• _TASK TO COMPLETE_:
Find the lines containing the word "Einstellungen" and copy every one of them.

Stored data
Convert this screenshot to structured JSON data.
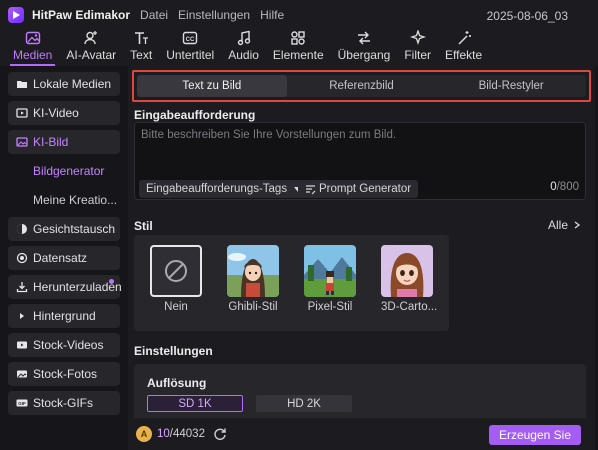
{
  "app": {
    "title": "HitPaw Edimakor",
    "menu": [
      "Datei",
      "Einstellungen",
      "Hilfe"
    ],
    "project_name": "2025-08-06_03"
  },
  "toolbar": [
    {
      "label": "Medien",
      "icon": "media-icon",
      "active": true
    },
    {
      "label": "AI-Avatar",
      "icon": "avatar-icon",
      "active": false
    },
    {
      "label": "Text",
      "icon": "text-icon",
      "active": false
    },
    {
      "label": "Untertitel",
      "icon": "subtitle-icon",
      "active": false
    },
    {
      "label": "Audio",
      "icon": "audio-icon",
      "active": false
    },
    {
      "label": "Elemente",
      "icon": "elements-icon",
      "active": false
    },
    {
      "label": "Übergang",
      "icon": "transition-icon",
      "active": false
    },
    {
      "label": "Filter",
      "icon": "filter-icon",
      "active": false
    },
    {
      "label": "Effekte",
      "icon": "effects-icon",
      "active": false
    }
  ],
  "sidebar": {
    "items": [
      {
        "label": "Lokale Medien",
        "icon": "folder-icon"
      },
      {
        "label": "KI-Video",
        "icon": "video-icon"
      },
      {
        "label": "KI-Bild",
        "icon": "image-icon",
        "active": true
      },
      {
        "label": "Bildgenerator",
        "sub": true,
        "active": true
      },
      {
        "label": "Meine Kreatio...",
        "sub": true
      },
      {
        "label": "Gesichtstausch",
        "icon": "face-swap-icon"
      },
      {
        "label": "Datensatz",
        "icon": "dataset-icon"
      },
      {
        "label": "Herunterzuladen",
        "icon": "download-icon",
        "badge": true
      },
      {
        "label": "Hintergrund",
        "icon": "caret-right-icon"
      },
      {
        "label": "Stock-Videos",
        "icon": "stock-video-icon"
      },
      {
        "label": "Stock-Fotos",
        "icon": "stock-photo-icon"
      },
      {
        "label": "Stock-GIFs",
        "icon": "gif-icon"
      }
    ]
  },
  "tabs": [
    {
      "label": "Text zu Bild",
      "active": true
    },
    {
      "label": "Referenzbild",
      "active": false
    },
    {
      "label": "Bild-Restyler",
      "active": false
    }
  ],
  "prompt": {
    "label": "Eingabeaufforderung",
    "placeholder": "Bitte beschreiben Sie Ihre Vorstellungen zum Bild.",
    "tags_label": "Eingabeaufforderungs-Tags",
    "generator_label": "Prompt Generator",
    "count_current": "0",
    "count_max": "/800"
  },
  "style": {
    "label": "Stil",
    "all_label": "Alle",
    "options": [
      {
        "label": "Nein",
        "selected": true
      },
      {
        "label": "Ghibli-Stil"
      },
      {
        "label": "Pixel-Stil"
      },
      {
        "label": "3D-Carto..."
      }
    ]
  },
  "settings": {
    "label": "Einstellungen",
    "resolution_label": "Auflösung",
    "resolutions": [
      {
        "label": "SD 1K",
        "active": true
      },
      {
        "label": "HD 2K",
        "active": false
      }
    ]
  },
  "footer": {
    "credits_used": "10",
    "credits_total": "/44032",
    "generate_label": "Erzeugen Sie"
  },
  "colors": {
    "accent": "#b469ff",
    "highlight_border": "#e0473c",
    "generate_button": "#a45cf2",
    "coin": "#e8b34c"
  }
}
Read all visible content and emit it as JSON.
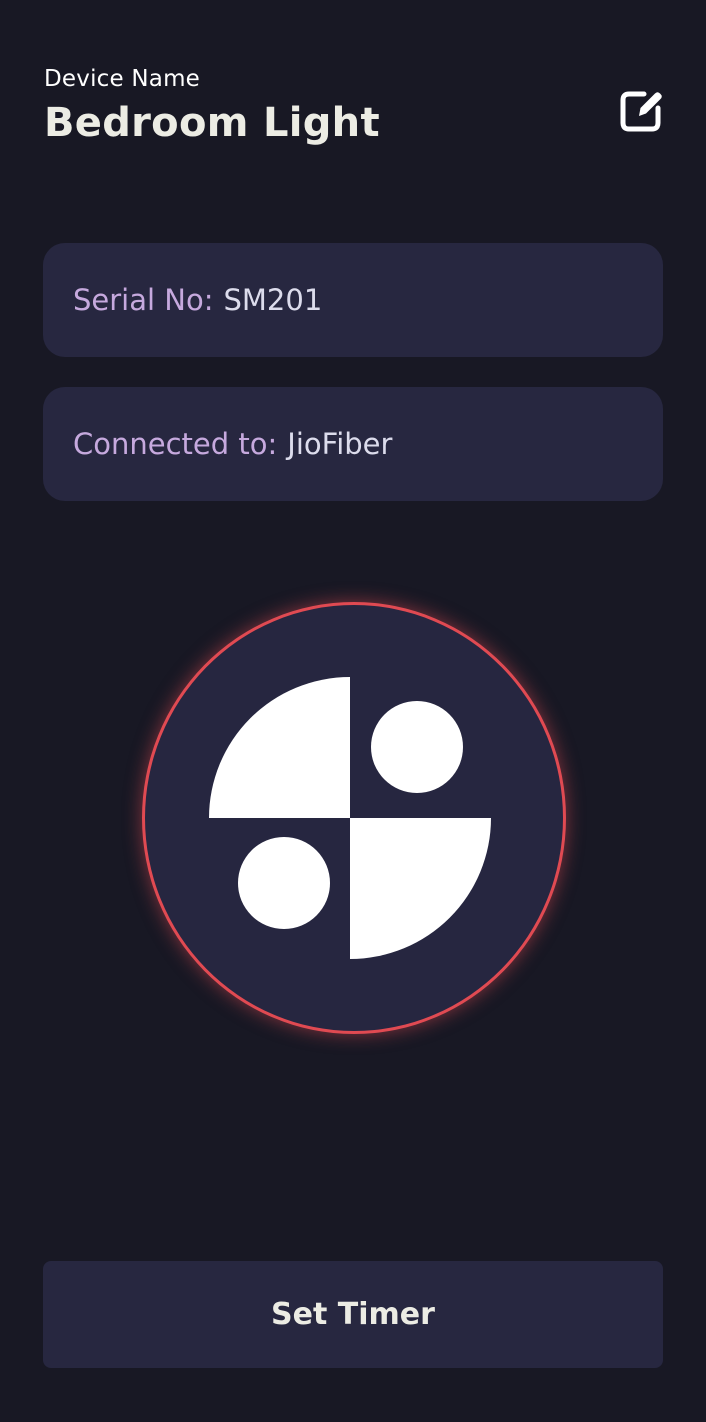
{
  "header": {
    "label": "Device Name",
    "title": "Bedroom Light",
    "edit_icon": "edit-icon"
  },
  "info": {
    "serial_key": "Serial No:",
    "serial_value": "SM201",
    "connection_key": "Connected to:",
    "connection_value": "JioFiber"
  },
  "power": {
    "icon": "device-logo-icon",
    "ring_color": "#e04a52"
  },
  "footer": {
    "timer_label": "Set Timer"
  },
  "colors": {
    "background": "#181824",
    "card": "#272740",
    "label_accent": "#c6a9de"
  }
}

• _WRITTEN RESPONSE_:
      "Einstellungen",
    "label": "Einstellungen",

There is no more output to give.